**Data listing:**

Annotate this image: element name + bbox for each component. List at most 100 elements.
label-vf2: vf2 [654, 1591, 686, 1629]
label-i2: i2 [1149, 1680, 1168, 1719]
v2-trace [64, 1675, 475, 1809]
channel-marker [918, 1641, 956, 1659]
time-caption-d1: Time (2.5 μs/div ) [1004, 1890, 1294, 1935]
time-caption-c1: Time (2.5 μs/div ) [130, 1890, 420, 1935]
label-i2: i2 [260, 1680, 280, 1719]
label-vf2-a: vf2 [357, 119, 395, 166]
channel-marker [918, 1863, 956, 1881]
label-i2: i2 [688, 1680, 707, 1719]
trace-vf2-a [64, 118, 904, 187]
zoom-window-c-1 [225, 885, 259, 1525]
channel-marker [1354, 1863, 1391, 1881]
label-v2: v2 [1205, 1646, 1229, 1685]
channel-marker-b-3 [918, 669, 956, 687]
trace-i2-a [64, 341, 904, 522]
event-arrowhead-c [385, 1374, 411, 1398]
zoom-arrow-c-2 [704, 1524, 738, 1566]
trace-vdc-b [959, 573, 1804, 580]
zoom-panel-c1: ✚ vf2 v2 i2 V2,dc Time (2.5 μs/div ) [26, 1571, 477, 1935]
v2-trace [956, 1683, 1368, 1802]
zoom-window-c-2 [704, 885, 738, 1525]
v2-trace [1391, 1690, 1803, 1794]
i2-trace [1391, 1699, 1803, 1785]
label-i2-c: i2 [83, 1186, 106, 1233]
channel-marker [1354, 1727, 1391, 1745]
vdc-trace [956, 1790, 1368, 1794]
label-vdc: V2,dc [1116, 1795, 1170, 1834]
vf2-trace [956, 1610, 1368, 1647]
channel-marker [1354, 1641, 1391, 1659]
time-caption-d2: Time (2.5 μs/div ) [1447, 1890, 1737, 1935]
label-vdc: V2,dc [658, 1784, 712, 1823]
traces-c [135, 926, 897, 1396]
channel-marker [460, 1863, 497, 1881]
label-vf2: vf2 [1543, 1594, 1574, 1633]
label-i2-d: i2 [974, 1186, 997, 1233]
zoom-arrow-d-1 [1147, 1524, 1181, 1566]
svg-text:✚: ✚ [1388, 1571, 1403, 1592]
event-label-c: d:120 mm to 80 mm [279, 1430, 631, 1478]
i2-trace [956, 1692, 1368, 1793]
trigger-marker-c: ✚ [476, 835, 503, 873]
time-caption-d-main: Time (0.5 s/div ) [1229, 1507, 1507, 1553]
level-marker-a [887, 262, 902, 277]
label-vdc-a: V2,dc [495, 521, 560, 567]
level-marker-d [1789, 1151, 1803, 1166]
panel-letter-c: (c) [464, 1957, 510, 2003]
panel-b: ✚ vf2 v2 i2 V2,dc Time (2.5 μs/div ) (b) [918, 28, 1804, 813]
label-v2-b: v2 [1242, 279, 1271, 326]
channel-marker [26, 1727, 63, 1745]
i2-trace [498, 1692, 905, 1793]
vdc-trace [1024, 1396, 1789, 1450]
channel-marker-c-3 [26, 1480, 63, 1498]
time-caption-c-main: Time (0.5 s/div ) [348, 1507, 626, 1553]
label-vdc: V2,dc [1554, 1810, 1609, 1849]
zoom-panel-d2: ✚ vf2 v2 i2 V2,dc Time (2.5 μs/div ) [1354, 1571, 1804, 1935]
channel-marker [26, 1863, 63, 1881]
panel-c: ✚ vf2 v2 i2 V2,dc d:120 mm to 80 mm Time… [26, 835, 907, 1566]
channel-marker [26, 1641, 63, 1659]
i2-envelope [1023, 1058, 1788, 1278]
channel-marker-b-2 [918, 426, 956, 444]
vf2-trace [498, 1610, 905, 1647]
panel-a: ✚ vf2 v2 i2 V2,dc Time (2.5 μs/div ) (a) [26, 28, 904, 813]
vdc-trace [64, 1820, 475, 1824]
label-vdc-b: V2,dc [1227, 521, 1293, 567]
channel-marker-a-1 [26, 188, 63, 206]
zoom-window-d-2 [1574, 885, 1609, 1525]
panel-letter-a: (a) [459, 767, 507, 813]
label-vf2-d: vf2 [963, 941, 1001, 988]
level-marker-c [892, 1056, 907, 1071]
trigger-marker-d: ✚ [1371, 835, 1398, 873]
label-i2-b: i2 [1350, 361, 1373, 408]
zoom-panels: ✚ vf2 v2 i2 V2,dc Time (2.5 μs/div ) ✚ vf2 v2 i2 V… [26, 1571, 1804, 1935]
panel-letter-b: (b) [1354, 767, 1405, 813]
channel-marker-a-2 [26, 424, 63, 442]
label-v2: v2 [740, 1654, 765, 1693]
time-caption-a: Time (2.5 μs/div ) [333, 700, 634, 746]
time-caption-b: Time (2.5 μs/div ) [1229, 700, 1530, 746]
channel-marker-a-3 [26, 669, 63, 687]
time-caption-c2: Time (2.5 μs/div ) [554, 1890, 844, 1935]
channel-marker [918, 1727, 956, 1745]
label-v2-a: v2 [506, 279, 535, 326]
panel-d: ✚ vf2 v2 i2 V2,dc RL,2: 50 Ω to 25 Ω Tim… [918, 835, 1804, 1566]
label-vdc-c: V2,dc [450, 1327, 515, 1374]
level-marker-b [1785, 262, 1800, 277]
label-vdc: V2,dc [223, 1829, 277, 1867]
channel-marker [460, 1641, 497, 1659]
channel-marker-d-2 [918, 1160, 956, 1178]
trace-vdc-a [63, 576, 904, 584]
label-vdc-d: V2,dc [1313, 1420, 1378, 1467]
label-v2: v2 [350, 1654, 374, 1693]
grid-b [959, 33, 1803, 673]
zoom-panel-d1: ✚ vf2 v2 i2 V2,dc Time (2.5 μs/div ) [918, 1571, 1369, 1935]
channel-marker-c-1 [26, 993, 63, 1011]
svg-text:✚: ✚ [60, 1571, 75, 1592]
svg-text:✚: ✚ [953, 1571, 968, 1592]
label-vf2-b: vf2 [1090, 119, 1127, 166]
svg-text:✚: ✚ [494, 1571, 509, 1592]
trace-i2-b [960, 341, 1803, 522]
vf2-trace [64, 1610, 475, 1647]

**Required task:**
Copy every line of the records above word for word, with each name, symbol and number unchanged.

**Solution for this problem:**
Annotate this image: element name + bbox for each component. List at most 100 elements.
label-vf2: vf2 [654, 1591, 686, 1629]
label-i2: i2 [1149, 1680, 1168, 1719]
v2-trace [64, 1675, 475, 1809]
channel-marker [918, 1641, 956, 1659]
time-caption-d1: Time (2.5 μs/div ) [1004, 1890, 1294, 1935]
time-caption-c1: Time (2.5 μs/div ) [130, 1890, 420, 1935]
label-i2: i2 [260, 1680, 280, 1719]
label-vf2-a: vf2 [357, 119, 395, 166]
channel-marker [918, 1863, 956, 1881]
label-i2: i2 [688, 1680, 707, 1719]
trace-vf2-a [64, 118, 904, 187]
zoom-window-c-1 [225, 885, 259, 1525]
channel-marker [1354, 1863, 1391, 1881]
label-v2: v2 [1205, 1646, 1229, 1685]
channel-marker-b-3 [918, 669, 956, 687]
trace-i2-a [64, 341, 904, 522]
event-arrowhead-c [385, 1374, 411, 1398]
zoom-arrow-c-2 [704, 1524, 738, 1566]
trace-vdc-b [959, 573, 1804, 580]
zoom-panel-c1: ✚ vf2 v2 i2 V2,dc Time (2.5 μs/div ) [26, 1571, 477, 1935]
v2-trace [956, 1683, 1368, 1802]
zoom-window-c-2 [704, 885, 738, 1525]
v2-trace [1391, 1690, 1803, 1794]
i2-trace [1391, 1699, 1803, 1785]
label-i2-c: i2 [83, 1186, 106, 1233]
channel-marker [1354, 1727, 1391, 1745]
vdc-trace [956, 1790, 1368, 1794]
label-vdc: V2,dc [1116, 1795, 1170, 1834]
vf2-trace [956, 1610, 1368, 1647]
channel-marker [1354, 1641, 1391, 1659]
time-caption-d2: Time (2.5 μs/div ) [1447, 1890, 1737, 1935]
label-vdc: V2,dc [658, 1784, 712, 1823]
traces-c [135, 926, 897, 1396]
channel-marker [460, 1863, 497, 1881]
label-vf2: vf2 [1543, 1594, 1574, 1633]
label-i2-d: i2 [974, 1186, 997, 1233]
zoom-arrow-d-1 [1147, 1524, 1181, 1566]
svg-text:✚: ✚ [1388, 1571, 1403, 1592]
event-label-c: d:120 mm to 80 mm [279, 1430, 631, 1478]
i2-trace [956, 1692, 1368, 1793]
trigger-marker-c: ✚ [476, 835, 503, 873]
time-caption-d-main: Time (0.5 s/div ) [1229, 1507, 1507, 1553]
level-marker-a [887, 262, 902, 277]
label-vdc-a: V2,dc [495, 521, 560, 567]
level-marker-d [1789, 1151, 1803, 1166]
panel-letter-c: (c) [464, 1957, 510, 2003]
panel-b: ✚ vf2 v2 i2 V2,dc Time (2.5 μs/div ) (b) [918, 28, 1804, 813]
label-v2-b: v2 [1242, 279, 1271, 326]
channel-marker [26, 1727, 63, 1745]
i2-trace [498, 1692, 905, 1793]
vdc-trace [1024, 1396, 1789, 1450]
channel-marker-c-3 [26, 1480, 63, 1498]
time-caption-c-main: Time (0.5 s/div ) [348, 1507, 626, 1553]
label-vdc: V2,dc [1554, 1810, 1609, 1849]
zoom-panel-d2: ✚ vf2 v2 i2 V2,dc Time (2.5 μs/div ) [1354, 1571, 1804, 1935]
channel-marker [26, 1863, 63, 1881]
panel-c: ✚ vf2 v2 i2 V2,dc d:120 mm to 80 mm Time… [26, 835, 907, 1566]
channel-marker [26, 1641, 63, 1659]
i2-envelope [1023, 1058, 1788, 1278]
channel-marker-b-2 [918, 426, 956, 444]
vf2-trace [498, 1610, 905, 1647]
panel-a: ✚ vf2 v2 i2 V2,dc Time (2.5 μs/div ) (a) [26, 28, 904, 813]
vdc-trace [64, 1820, 475, 1824]
label-vdc-b: V2,dc [1227, 521, 1293, 567]
channel-marker-a-1 [26, 188, 63, 206]
zoom-window-d-2 [1574, 885, 1609, 1525]
panel-letter-a: (a) [459, 767, 507, 813]
label-vf2-d: vf2 [963, 941, 1001, 988]
level-marker-c [892, 1056, 907, 1071]
trigger-marker-d: ✚ [1371, 835, 1398, 873]
label-i2-b: i2 [1350, 361, 1373, 408]
zoom-panels: ✚ vf2 v2 i2 V2,dc Time (2.5 μs/div ) ✚ vf2 v2 i2 V… [26, 1571, 1804, 1935]
panel-letter-b: (b) [1354, 767, 1405, 813]
channel-marker-a-2 [26, 424, 63, 442]
label-v2: v2 [740, 1654, 765, 1693]
time-caption-a: Time (2.5 μs/div ) [333, 700, 634, 746]
time-caption-b: Time (2.5 μs/div ) [1229, 700, 1530, 746]
channel-marker-a-3 [26, 669, 63, 687]
time-caption-c2: Time (2.5 μs/div ) [554, 1890, 844, 1935]
channel-marker [918, 1727, 956, 1745]
label-v2-a: v2 [506, 279, 535, 326]
panel-d: ✚ vf2 v2 i2 V2,dc RL,2: 50 Ω to 25 Ω Tim… [918, 835, 1804, 1566]
label-vdc-c: V2,dc [450, 1327, 515, 1374]
level-marker-b [1785, 262, 1800, 277]
label-vdc: V2,dc [223, 1829, 277, 1867]
channel-marker [460, 1641, 497, 1659]
channel-marker-d-2 [918, 1160, 956, 1178]
trace-vdc-a [63, 576, 904, 584]
label-vdc-d: V2,dc [1313, 1420, 1378, 1467]
label-v2: v2 [350, 1654, 374, 1693]
grid-b [959, 33, 1803, 673]
zoom-panel-d1: ✚ vf2 v2 i2 V2,dc Time (2.5 μs/div ) [918, 1571, 1369, 1935]
channel-marker-c-1 [26, 993, 63, 1011]
svg-text:✚: ✚ [60, 1571, 75, 1592]
svg-text:✚: ✚ [953, 1571, 968, 1592]
label-vf2-b: vf2 [1090, 119, 1127, 166]
svg-text:✚: ✚ [494, 1571, 509, 1592]
trace-i2-b [960, 341, 1803, 522]
vf2-trace [64, 1610, 475, 1647]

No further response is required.